Work instructions:
Exclude the pictures and retype the entries as written.

Dataset records:
╔══
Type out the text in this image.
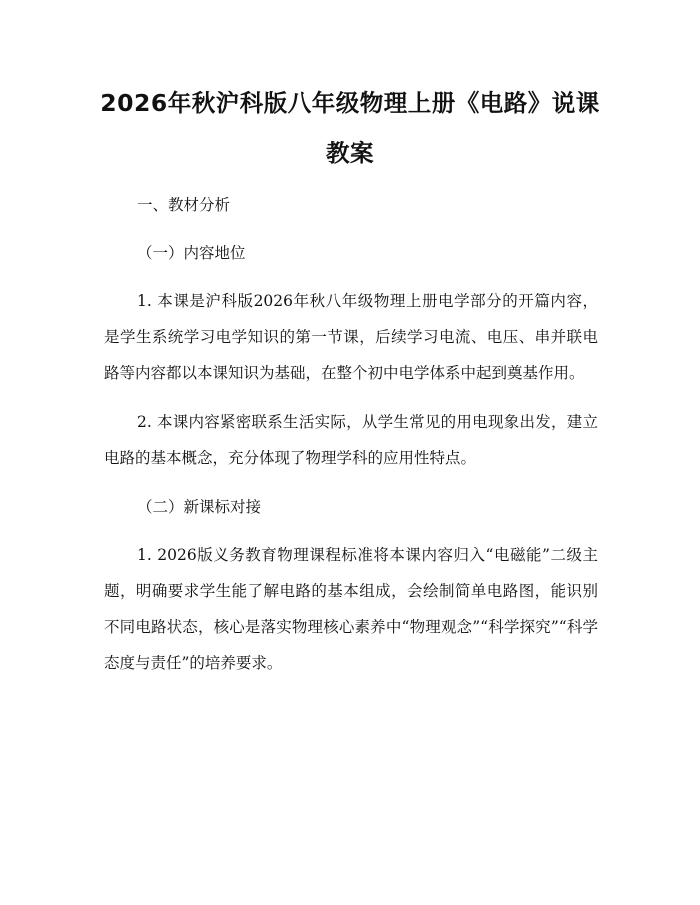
2026年秋沪科版八年级物理上册《电路》说课教案

一、教材分析

（一）内容地位

1. 本课是沪科版2026年秋八年级物理上册电学部分的开篇内容，是学生系统学习电学知识的第一节课，后续学习电流、电压、串并联电路等内容都以本课知识为基础，在整个初中电学体系中起到奠基作用。

2. 本课内容紧密联系生活实际，从学生常见的用电现象出发，建立电路的基本概念，充分体现了物理学科的应用性特点。

（二）新课标对接

1. 2026版义务教育物理课程标准将本课内容归入“电磁能”二级主题，明确要求学生能了解电路的基本组成，会绘制简单电路图，能识别不同电路状态，核心是落实物理核心素养中“物理观念”“科学探究”“科学态度与责任”的培养要求。
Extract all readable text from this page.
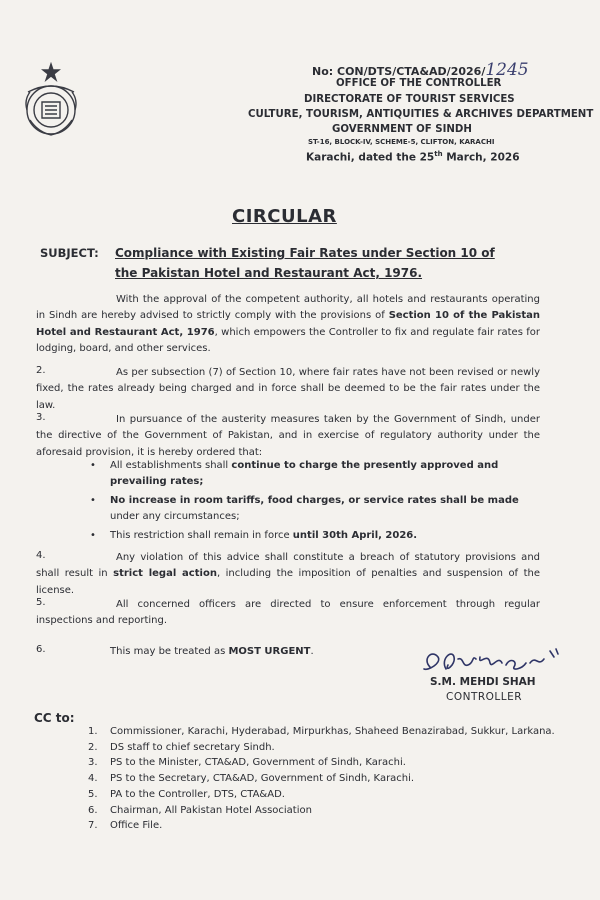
No: CON/DTS/CTA&AD/2026/1245
OFFICE OF THE CONTROLLER
DIRECTORATE OF TOURIST SERVICES
CULTURE, TOURISM, ANTIQUITIES & ARCHIVES DEPARTMENT
GOVERNMENT OF SINDH
ST-16, BLOCK-IV, SCHEME-5, CLIFTON, KARACHI
Karachi, dated the 25th March, 2026
CIRCULAR
SUBJECT: Compliance with Existing Fair Rates under Section 10 of the Pakistan Hotel and Restaurant Act, 1976.
With the approval of the competent authority, all hotels and restaurants operating in Sindh are hereby advised to strictly comply with the provisions of Section 10 of the Pakistan Hotel and Restaurant Act, 1976, which empowers the Controller to fix and regulate fair rates for lodging, board, and other services.
2.	As per subsection (7) of Section 10, where fair rates have not been revised or newly fixed, the rates already being charged and in force shall be deemed to be the fair rates under the law.
3.	In pursuance of the austerity measures taken by the Government of Sindh, under the directive of the Government of Pakistan, and in exercise of regulatory authority under the aforesaid provision, it is hereby ordered that:
• All establishments shall continue to charge the presently approved and prevailing rates;
• No increase in room tariffs, food charges, or service rates shall be made under any circumstances;
• This restriction shall remain in force until 30th April, 2026.
4.	Any violation of this advice shall constitute a breach of statutory provisions and shall result in strict legal action, including the imposition of penalties and suspension of the license.
5.	All concerned officers are directed to ensure enforcement through regular inspections and reporting.
6.	This may be treated as MOST URGENT.
S.M. MEHDI SHAH
CONTROLLER
CC to:
1. Commissioner, Karachi, Hyderabad, Mirpurkhas, Shaheed Benazirabad, Sukkur, Larkana.
2. DS staff to chief secretary Sindh.
3. PS to the Minister, CTA&AD, Government of Sindh, Karachi.
4. PS to the Secretary, CTA&AD, Government of Sindh, Karachi.
5. PA to the Controller, DTS, CTA&AD.
6. Chairman, All Pakistan Hotel Association
7. Office File.
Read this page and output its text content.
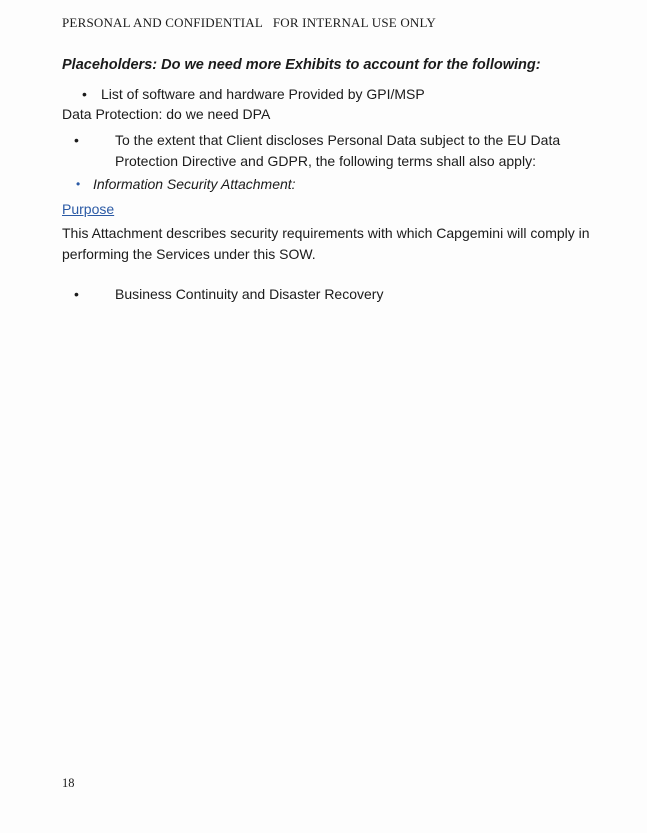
PERSONAL AND CONFIDENTIAL   FOR INTERNAL USE ONLY
Placeholders: Do we need more Exhibits to account for the following:
•	List of software and hardware Provided by GPI/MSP
Data Protection: do we need DPA
•	To the extent that Client discloses Personal Data subject to the EU Data Protection Directive and GDPR, the following terms shall also apply:
• Information Security Attachment:
Purpose
This Attachment describes security requirements with which Capgemini will comply in performing the Services under this SOW.
•	Business Continuity and Disaster Recovery
18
╚══
Response to this task:
Type out the text in this image.
2026年秋沪科版八年级物理上册《电路》说课教案

一、教材分析

（一）内容地位

1. 本课是沪科版2026年秋八年级物理上册电学部分的开篇内容，是学生系统学习电学知识的第一节课，后续学习电流、电压、串并联电路等内容都以本课知识为基础，在整个初中电学体系中起到奠基作用。

2. 本课内容紧密联系生活实际，从学生常见的用电现象出发，建立电路的基本概念，充分体现了物理学科的应用性特点。

（二）新课标对接

1. 2026版义务教育物理课程标准将本课内容归入“电磁能”二级主题，明确要求学生能了解电路的基本组成，会绘制简单电路图，能识别不同电路状态，核心是落实物理核心素养中“物理观念”“科学探究”“科学态度与责任”的培养要求。
Extract all readable text from this page.
No: CON/DTS/CTA&AD/2026/1245
OFFICE OF THE CONTROLLER
DIRECTORATE OF TOURIST SERVICES
CULTURE, TOURISM, ANTIQUITIES & ARCHIVES DEPARTMENT
GOVERNMENT OF SINDH
ST-16, BLOCK-IV, SCHEME-5, CLIFTON, KARACHI
Karachi, dated the 25th March, 2026
CIRCULAR
SUBJECT: Compliance with Existing Fair Rates under Section 10 of the Pakistan Hotel and Restaurant Act, 1976.
With the approval of the competent authority, all hotels and restaurants operating in Sindh are hereby advised to strictly comply with the provisions of Section 10 of the Pakistan Hotel and Restaurant Act, 1976, which empowers the Controller to fix and regulate fair rates for lodging, board, and other services.
2.	As per subsection (7) of Section 10, where fair rates have not been revised or newly fixed, the rates already being charged and in force shall be deemed to be the fair rates under the law.
3.	In pursuance of the austerity measures taken by the Government of Sindh, under the directive of the Government of Pakistan, and in exercise of regulatory authority under the aforesaid provision, it is hereby ordered that:
• All establishments shall continue to charge the presently approved and prevailing rates;
• No increase in room tariffs, food charges, or service rates shall be made under any circumstances;
• This restriction shall remain in force until 30th April, 2026.
4.	Any violation of this advice shall constitute a breach of statutory provisions and shall result in strict legal action, including the imposition of penalties and suspension of the license.
5.	All concerned officers are directed to ensure enforcement through regular inspections and reporting.
6.	This may be treated as MOST URGENT.
S.M. MEHDI SHAH
CONTROLLER
CC to:
1. Commissioner, Karachi, Hyderabad, Mirpurkhas, Shaheed Benazirabad, Sukkur, Larkana.
2. DS staff to chief secretary Sindh.
3. PS to the Minister, CTA&AD, Government of Sindh, Karachi.
4. PS to the Secretary, CTA&AD, Government of Sindh, Karachi.
5. PA to the Controller, DTS, CTA&AD.
6. Chairman, All Pakistan Hotel Association
7. Office File.
Read this page and output its text content.
PERSONAL AND CONFIDENTIAL   FOR INTERNAL USE ONLY
Placeholders: Do we need more Exhibits to account for the following:
•	List of software and hardware Provided by GPI/MSP
Data Protection: do we need DPA
•	To the extent that Client discloses Personal Data subject to the EU Data Protection Directive and GDPR, the following terms shall also apply:
• Information Security Attachment:
Purpose
This Attachment describes security requirements with which Capgemini will comply in performing the Services under this SOW.
•	Business Continuity and Disaster Recovery
18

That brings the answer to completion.